(Part of a data file)
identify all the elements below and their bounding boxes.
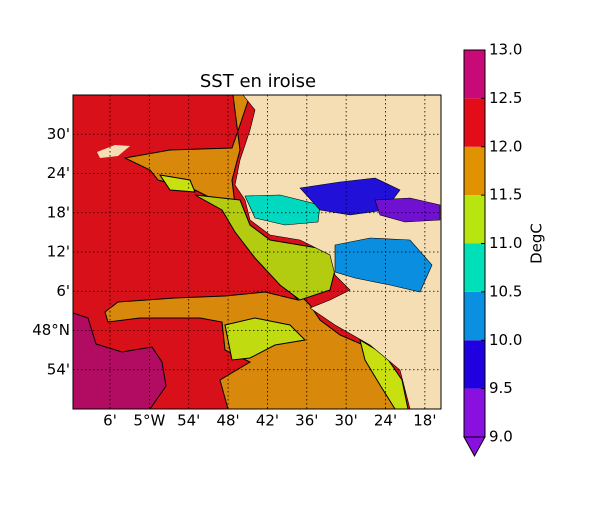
colorbar-tick-label: 9.5 (489, 379, 513, 397)
x-tick-label: 24' (374, 412, 397, 430)
map-frame (72, 94, 442, 410)
colorbar-tick-label: 9.0 (489, 428, 513, 446)
colorbar-band (464, 50, 485, 99)
x-tick-label: 6' (103, 412, 117, 430)
colorbar-band (464, 291, 485, 341)
colorbar-label: DegC (528, 223, 546, 264)
x-tick-label: 36' (295, 412, 318, 430)
colorbar-extend (463, 436, 486, 458)
colorbar-tick-label: 10.0 (489, 331, 522, 349)
y-tick-label: 24' (47, 164, 70, 182)
y-tick-label: 48°N (32, 321, 70, 339)
x-tick-label: 48' (216, 412, 239, 430)
colorbar-tick-label: 10.5 (489, 282, 522, 300)
colorbar-tick-label: 13.0 (489, 41, 522, 59)
colorbar-band (464, 340, 485, 389)
x-tick-label: 54' (177, 412, 200, 430)
colorbar-band (464, 146, 485, 196)
x-tick-label: 18' (413, 412, 436, 430)
x-tick-label: 42' (256, 412, 279, 430)
colorbar-tick-label: 11.5 (489, 186, 522, 204)
x-tick-label: 30' (335, 412, 358, 430)
colorbar-tick-label: 12.0 (489, 137, 522, 155)
colorbar-band (464, 195, 485, 244)
y-tick-label: 12' (47, 243, 70, 261)
colorbar-tick-label: 12.5 (489, 89, 522, 107)
colorbar-band (464, 243, 485, 292)
y-tick-label: 30' (47, 125, 70, 143)
map-title: SST en iroise (200, 71, 316, 92)
y-tick-label: 6' (56, 282, 70, 300)
y-tick-label: 18' (47, 203, 70, 221)
y-tick-label: 54' (47, 360, 70, 378)
colorbar-tick-label: 11.0 (489, 234, 522, 252)
colorbar-band (464, 98, 485, 147)
colorbar-band (464, 388, 485, 437)
x-tick-label: 5°W (133, 412, 165, 430)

*Goal of the exercise:* Reproduce the lines of the listing above verbatim, omitting the picture.

*Task result:*
identify all the elements below and their bounding boxes.
colorbar-tick-label: 9.5 (489, 379, 513, 397)
x-tick-label: 24' (374, 412, 397, 430)
map-frame (72, 94, 442, 410)
colorbar-tick-label: 9.0 (489, 428, 513, 446)
colorbar-band (464, 50, 485, 99)
x-tick-label: 6' (103, 412, 117, 430)
colorbar-band (464, 291, 485, 341)
colorbar-label: DegC (528, 223, 546, 264)
x-tick-label: 36' (295, 412, 318, 430)
colorbar-extend (463, 436, 486, 458)
colorbar-tick-label: 10.0 (489, 331, 522, 349)
y-tick-label: 24' (47, 164, 70, 182)
y-tick-label: 48°N (32, 321, 70, 339)
x-tick-label: 48' (216, 412, 239, 430)
colorbar-tick-label: 10.5 (489, 282, 522, 300)
colorbar-tick-label: 13.0 (489, 41, 522, 59)
colorbar-band (464, 340, 485, 389)
x-tick-label: 54' (177, 412, 200, 430)
colorbar-band (464, 146, 485, 196)
x-tick-label: 18' (413, 412, 436, 430)
x-tick-label: 42' (256, 412, 279, 430)
colorbar-tick-label: 11.5 (489, 186, 522, 204)
x-tick-label: 30' (335, 412, 358, 430)
colorbar-tick-label: 12.0 (489, 137, 522, 155)
colorbar-band (464, 195, 485, 244)
y-tick-label: 12' (47, 243, 70, 261)
colorbar-tick-label: 12.5 (489, 89, 522, 107)
colorbar-band (464, 243, 485, 292)
y-tick-label: 30' (47, 125, 70, 143)
map-title: SST en iroise (200, 71, 316, 92)
y-tick-label: 6' (56, 282, 70, 300)
y-tick-label: 18' (47, 203, 70, 221)
y-tick-label: 54' (47, 360, 70, 378)
colorbar-tick-label: 11.0 (489, 234, 522, 252)
colorbar-band (464, 98, 485, 147)
colorbar-band (464, 388, 485, 437)
x-tick-label: 5°W (133, 412, 165, 430)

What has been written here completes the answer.